- Task prompt -
Look through the records below, and whenever a line contains "über", copy it.
───── Extracted records ─────
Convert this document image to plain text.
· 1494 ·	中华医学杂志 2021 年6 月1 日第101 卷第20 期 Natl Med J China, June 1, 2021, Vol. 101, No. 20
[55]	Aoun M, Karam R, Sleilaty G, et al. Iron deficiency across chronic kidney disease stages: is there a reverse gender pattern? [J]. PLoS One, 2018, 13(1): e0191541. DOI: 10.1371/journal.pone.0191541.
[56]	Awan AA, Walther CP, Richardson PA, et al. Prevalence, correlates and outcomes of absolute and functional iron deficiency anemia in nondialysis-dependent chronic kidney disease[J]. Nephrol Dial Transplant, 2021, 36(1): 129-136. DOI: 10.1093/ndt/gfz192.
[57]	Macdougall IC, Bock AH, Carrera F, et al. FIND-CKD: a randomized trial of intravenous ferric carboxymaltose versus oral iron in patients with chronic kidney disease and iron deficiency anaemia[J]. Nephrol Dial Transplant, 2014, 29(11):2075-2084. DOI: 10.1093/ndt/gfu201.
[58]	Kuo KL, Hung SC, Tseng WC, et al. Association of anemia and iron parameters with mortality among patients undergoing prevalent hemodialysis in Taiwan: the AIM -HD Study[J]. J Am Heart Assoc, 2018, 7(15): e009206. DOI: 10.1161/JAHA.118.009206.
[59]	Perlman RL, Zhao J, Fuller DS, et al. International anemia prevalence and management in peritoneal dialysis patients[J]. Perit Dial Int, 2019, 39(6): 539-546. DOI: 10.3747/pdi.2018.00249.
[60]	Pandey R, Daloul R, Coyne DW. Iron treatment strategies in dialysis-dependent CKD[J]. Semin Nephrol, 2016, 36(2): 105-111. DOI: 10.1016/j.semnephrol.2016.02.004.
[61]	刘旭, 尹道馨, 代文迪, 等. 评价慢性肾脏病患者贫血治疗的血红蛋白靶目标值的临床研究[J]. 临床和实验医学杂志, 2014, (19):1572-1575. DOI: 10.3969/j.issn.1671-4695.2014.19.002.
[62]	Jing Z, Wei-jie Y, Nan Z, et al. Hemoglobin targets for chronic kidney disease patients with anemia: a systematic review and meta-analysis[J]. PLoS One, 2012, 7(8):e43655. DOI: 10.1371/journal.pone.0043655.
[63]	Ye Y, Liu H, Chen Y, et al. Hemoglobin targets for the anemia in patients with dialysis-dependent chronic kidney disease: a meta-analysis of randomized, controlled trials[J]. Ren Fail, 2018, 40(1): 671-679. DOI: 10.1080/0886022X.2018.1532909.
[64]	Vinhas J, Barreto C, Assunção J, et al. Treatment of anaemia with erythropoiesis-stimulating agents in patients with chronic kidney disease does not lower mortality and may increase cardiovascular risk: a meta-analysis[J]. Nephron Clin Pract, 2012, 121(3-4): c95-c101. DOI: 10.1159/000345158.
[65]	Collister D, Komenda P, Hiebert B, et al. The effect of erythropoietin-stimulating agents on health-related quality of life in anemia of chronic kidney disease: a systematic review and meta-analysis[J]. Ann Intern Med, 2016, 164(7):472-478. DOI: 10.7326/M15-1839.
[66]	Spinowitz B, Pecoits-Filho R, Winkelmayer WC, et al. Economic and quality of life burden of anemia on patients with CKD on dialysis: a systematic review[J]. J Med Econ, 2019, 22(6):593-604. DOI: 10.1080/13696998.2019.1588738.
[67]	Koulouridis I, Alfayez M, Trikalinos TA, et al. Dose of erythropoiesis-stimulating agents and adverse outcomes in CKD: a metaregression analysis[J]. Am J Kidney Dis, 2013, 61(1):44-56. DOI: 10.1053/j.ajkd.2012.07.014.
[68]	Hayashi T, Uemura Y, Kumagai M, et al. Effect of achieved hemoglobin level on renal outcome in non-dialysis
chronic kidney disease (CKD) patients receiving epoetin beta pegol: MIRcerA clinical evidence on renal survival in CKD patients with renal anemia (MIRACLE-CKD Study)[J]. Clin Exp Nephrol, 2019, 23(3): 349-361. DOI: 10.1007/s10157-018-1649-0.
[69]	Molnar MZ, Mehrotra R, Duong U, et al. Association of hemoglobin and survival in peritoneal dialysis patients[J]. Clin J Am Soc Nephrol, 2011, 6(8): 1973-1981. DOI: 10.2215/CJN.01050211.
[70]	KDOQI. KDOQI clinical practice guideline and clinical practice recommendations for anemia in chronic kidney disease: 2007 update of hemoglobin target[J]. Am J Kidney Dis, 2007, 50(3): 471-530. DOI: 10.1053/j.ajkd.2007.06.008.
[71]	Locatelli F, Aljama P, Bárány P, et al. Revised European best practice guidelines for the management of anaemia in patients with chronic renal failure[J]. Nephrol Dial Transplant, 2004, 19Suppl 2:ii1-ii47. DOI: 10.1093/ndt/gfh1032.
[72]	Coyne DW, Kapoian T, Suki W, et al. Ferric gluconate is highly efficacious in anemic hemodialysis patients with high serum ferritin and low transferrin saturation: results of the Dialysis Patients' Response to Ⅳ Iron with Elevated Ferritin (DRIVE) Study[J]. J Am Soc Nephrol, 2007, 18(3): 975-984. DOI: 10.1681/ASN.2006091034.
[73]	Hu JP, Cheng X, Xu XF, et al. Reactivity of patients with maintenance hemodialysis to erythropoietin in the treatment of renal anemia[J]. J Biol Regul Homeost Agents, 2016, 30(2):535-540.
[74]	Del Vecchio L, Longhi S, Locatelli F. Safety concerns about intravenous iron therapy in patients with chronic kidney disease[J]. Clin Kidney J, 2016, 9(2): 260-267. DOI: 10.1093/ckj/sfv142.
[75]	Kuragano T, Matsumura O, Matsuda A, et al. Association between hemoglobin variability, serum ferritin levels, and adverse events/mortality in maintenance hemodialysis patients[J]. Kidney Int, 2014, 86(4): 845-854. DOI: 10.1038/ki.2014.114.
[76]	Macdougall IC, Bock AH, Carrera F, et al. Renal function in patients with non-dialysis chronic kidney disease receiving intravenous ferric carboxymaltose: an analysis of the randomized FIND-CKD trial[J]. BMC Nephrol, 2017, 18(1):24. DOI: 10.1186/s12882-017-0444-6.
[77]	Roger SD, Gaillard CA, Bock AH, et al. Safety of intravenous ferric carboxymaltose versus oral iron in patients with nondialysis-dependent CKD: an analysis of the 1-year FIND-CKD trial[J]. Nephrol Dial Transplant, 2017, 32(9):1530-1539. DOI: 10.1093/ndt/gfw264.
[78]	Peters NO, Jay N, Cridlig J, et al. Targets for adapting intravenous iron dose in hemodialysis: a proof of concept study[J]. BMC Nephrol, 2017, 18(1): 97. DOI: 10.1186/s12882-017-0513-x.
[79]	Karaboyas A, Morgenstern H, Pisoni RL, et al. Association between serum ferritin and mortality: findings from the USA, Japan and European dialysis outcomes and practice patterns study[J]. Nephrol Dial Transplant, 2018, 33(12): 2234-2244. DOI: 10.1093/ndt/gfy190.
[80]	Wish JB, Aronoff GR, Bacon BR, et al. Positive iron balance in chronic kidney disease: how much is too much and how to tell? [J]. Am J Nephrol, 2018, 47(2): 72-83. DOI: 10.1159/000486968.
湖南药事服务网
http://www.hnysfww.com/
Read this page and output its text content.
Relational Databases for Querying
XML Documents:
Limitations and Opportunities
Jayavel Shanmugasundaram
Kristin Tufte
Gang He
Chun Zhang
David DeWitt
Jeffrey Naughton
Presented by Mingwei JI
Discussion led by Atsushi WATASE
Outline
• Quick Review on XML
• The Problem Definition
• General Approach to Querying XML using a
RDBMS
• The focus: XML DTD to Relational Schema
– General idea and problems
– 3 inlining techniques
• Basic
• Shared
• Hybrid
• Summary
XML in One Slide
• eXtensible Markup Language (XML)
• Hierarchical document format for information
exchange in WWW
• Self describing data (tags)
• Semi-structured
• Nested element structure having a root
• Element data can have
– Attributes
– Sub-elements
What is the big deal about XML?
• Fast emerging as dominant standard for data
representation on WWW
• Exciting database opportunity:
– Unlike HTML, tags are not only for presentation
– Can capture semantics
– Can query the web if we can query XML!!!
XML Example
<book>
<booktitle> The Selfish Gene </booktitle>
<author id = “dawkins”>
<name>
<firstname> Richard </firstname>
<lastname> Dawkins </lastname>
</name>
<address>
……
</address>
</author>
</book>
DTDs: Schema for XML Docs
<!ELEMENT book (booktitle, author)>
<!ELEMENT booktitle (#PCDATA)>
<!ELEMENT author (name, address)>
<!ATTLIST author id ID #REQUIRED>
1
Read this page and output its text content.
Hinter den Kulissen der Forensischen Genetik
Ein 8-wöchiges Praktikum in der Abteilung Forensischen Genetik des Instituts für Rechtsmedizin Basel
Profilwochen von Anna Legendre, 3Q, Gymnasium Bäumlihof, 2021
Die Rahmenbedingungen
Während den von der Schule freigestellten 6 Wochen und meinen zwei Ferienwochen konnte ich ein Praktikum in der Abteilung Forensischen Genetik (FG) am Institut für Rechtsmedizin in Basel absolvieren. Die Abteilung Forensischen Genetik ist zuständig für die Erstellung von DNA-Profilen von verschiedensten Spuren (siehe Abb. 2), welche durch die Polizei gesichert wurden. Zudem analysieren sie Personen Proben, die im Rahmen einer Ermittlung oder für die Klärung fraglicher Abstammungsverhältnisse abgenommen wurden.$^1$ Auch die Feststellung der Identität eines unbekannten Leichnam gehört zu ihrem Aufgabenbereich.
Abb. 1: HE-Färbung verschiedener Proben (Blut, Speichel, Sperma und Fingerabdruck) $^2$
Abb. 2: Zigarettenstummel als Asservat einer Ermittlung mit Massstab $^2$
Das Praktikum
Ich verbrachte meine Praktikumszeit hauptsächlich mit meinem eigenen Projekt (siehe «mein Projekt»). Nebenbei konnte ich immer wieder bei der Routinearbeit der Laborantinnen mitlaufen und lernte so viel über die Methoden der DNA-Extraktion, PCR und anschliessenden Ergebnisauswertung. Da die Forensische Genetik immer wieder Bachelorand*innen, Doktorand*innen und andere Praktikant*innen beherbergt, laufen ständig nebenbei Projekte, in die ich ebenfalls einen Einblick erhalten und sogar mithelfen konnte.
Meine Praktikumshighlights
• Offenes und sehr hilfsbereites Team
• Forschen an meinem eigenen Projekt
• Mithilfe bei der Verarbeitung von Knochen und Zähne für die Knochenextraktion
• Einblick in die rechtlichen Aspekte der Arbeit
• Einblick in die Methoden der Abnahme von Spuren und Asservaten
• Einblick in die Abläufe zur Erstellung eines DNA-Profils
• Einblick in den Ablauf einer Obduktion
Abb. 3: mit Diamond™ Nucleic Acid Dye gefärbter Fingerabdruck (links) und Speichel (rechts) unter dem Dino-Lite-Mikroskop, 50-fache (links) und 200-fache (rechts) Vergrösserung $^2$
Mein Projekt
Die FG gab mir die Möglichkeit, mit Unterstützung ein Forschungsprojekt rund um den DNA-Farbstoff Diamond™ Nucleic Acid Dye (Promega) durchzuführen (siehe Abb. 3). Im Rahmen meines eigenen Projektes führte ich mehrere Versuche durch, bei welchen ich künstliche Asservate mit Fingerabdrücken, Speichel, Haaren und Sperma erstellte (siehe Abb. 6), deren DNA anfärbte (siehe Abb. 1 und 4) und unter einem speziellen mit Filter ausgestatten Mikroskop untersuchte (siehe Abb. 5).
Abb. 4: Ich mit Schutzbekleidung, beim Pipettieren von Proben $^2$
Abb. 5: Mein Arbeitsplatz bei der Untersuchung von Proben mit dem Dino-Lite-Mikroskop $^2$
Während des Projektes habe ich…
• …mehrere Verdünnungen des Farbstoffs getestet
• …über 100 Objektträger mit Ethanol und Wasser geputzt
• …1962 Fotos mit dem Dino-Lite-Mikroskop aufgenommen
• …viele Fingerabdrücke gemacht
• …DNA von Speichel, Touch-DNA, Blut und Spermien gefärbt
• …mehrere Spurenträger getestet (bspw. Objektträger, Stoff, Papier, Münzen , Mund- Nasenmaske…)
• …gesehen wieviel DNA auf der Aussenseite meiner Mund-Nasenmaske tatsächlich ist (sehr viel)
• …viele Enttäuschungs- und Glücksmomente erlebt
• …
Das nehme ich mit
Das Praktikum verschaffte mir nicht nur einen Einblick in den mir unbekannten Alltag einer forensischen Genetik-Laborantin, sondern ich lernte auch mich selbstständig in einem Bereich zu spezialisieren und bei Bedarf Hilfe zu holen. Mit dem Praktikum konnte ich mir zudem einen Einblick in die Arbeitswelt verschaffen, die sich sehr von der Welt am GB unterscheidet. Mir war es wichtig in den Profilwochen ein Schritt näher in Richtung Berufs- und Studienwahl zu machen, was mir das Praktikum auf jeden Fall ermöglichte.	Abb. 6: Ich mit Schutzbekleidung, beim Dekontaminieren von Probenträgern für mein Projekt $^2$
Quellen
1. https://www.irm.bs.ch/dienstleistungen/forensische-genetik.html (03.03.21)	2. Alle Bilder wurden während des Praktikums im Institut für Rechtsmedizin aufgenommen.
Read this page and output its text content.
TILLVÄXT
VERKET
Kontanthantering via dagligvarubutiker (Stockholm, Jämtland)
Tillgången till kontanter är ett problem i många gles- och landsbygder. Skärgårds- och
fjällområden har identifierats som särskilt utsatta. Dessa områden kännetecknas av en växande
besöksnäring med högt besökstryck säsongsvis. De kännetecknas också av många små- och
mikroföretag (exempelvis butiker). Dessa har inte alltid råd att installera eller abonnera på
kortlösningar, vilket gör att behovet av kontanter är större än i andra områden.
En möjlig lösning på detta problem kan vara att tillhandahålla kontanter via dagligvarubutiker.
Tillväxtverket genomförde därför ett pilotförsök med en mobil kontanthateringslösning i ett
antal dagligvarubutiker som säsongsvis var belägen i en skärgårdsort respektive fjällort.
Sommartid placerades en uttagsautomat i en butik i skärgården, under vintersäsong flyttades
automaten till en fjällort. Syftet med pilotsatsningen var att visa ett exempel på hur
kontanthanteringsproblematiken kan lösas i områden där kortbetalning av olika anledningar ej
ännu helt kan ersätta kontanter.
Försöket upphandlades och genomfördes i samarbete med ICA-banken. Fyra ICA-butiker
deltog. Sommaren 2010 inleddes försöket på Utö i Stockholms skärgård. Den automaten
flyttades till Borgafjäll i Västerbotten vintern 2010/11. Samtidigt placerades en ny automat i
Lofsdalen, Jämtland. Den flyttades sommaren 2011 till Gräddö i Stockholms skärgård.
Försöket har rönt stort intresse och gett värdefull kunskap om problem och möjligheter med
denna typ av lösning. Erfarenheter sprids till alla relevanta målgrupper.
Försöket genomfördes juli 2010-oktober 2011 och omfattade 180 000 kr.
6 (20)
─────
- Solution for this exercise -
Ich verbrachte meine Praktikumszeit hauptsächlich mit meinem eigenen Projekt (siehe «mein Projekt»). Nebenbei konnte ich immer wieder bei der Routinearbeit der Laborantinnen mitlaufen und lernte so viel über die Methoden der DNA-Extraktion, PCR und anschliessenden Ergebnisauswertung. Da die Forensische Genetik immer wieder Bachelorand*innen, Doktorand*innen und andere Praktikant*innen beherbergt, laufen ständig nebenbei Projekte, in die ich ebenfalls einen Einblick erhalten und sogar mithelfen konnte.
• …über 100 Objektträger mit Ethanol und Wasser geputzt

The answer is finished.